_YOUR GOAL_: Gather the lines below that include the string "name", copying each in full.

======== SUPPLIED DATA ========

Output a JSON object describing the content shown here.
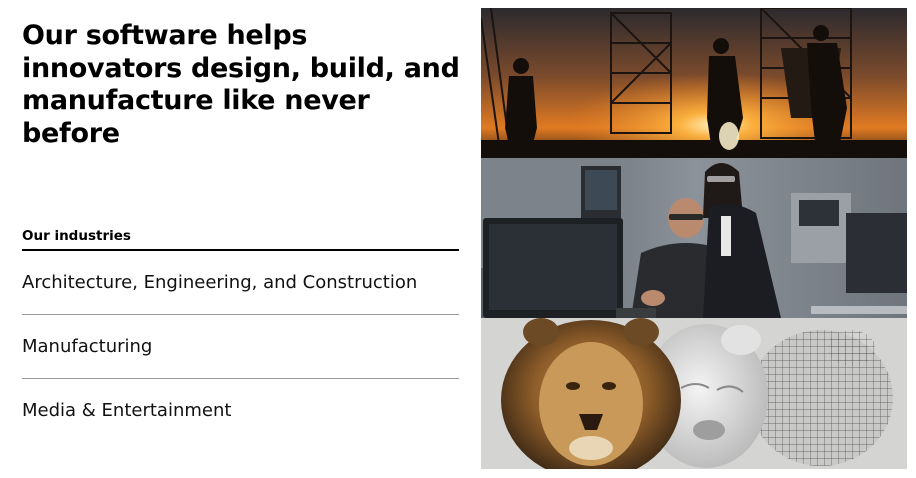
{
  "headline": "Our software helps innovators design, build, and manufacture like never before",
  "industries": {
    "label": "Our industries",
    "items": [
      {
        "label": "Architecture, Engineering, and Construction"
      },
      {
        "label": "Manufacturing"
      },
      {
        "label": "Media & Entertainment"
      }
    ]
  },
  "colors": {
    "text": "#000000",
    "divider": "#9a9a9a",
    "sunset_orange": "#f08a24",
    "lion_gold": "#b9853c"
  },
  "images": [
    {
      "name": "construction-workers-sunset-photo"
    },
    {
      "name": "factory-engineers-computer-photo"
    },
    {
      "name": "lion-3d-render-stages-photo"
    }
  ]
}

========

_ANSWER BELOW_:
      "name": "construction-workers-sunset-photo"
      "name": "factory-engineers-computer-photo"
      "name": "lion-3d-render-stages-photo"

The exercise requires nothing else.